What you are asked to do —
Continue the methods section describing the CT colonography phantom study, starting right after its final sentence.

Text section —
★ ★ ★

Materials and Methods
A colonic phantom consisting of hand-blown glass containing curved and
straight segments and haustral folds was filled with synthetic epoxy resin and
powder polyps (Solid Water, Gammex RMI) precisely milled in four sizes (5, 7,
10, and 12 mm). Polyps were milled to pedunculated, sessile, and flat shapes
as previously described [12].
Sessile polyps had a height equal to the diameter of the base, and flat polyps
had a height equal to one half the base. Pedunculated polyps had a stalk,
which was of less circumference than the polyp head and connected the polyp to
the colon phantom wall. The stalk was of the same length as the polyp head
diameter. For sessile and flat polyps, the known size of the polyp referred to
the greatest diameter at the base of each polyp. For pedunculated polyps, the
known size referred to the greatest diameter of the polyp head.
The colon phantom was submerged in a water bath simulating the attenuation
of the body cavity and was scanned with a 64-MDCT system (Sensation 64,
Siemens Medical Solutions) with four tube current values (12, 25, 50, and 100
mA). All other CT acquisition parameters were identical, corresponding to
those used in clinical practice (effective tube current, 120 kVp; tube
rotation time, 0.5 second; reconstruction kernel, B30f). All data sets were
reconstructed axially with 1.0-mm slice thickness and 0.8-mm reconstruction
interval.
CT colonography data sets were interpreted by reviewers using a Leonardo
workstation and Syngo Colonography software package with an automated polyp
measurement tool (Siemens Medical Solutions). Reviewers had 1-8 years of
experience in interpreting CT colonographic data sets and had participated in
one human or phantom study requiring manual polyp measurement. Each CT data
set was evaluated by four reviewers, who reported linear measurements for 24
polyps. There were six polyps of each size (5, 7, 10, and 12 mm). The polyps
in each size group were of three morphologic types (pedunculated, sessile, or
flat) and two locations (located at the tip of a haustral fold or not located
at the tip of a fold [i.e., between folds]).

★ ★ ★

Data shown —
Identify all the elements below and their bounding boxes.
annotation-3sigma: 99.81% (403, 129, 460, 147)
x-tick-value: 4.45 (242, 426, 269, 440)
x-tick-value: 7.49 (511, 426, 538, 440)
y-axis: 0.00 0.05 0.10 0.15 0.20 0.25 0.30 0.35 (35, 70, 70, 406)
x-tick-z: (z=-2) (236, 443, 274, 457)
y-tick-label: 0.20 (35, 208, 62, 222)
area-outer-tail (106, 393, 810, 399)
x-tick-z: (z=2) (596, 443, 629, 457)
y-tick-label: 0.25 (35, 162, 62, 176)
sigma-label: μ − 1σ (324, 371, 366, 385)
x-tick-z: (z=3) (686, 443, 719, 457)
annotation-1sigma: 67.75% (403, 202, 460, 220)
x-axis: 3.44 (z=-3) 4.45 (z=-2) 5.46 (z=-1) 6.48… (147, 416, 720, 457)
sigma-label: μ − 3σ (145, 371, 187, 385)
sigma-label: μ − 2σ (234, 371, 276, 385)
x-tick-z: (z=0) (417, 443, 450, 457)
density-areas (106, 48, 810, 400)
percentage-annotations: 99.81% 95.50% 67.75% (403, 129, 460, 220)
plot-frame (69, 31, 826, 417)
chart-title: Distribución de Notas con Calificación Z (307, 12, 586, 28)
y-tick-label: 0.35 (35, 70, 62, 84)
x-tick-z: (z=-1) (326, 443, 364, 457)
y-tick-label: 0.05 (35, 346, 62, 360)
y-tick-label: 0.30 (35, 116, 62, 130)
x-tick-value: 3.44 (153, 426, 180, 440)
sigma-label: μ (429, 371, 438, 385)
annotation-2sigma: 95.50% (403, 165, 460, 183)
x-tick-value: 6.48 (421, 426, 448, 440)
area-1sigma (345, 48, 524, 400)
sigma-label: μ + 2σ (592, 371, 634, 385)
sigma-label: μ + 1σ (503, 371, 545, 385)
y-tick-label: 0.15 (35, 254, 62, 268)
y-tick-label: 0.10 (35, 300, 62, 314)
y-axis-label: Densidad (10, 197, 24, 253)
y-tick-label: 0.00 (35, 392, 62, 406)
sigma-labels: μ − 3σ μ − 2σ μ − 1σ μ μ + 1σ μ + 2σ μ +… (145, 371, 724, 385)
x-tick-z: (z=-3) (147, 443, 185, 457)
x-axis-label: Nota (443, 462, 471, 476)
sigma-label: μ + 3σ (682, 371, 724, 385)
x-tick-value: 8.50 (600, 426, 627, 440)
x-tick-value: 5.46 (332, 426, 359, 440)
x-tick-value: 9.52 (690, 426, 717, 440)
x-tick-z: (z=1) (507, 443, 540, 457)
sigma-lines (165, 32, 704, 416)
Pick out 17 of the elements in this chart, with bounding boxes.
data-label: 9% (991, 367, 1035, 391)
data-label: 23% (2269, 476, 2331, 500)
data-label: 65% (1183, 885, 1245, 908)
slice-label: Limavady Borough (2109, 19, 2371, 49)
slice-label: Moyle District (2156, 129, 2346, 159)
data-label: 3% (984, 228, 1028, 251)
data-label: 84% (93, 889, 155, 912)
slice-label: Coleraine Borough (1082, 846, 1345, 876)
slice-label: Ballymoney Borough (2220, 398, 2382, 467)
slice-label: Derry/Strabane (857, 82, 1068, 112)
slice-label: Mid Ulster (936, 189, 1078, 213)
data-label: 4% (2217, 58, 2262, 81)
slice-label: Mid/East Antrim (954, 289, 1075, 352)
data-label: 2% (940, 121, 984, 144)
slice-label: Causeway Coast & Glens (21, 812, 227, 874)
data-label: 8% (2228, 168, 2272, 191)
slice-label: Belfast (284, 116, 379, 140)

★ ★ ★

Response —
Each reviewer evaluated four CT data sets (one at each dose level),
performing two automated measurements and one manual measurement. We performed
only one manual measurement because we had previously studied the accuracy and
precision of manual measurements
[13]. Reviewers performed the
automated measurements by activating the automated measurement tool and
clicking the computer mouse when the cursor was at various points along the
surface of a polyp on the 3D endoluminal view. The second automated
measurement was performed immediately after the first, but reviewers were
instructed to rotate the 3D view and click on a different point on the polyp
surface for the second measurement. The automated polyp measurement tool
showed the size of the polyp and circumscribed the measured polyp on 2D and 3D
views (Fig. 1A,
1B,
1C,
1D,
1E,
1F,
1G,
1H). Manual polyp measurements
were performed with a linear line tool and oblique 2D multiplanar reformatted
images at lung window settings
[13]. Care was taken to
measure the single largest linear dimension of the polyp head without the
stalk [11].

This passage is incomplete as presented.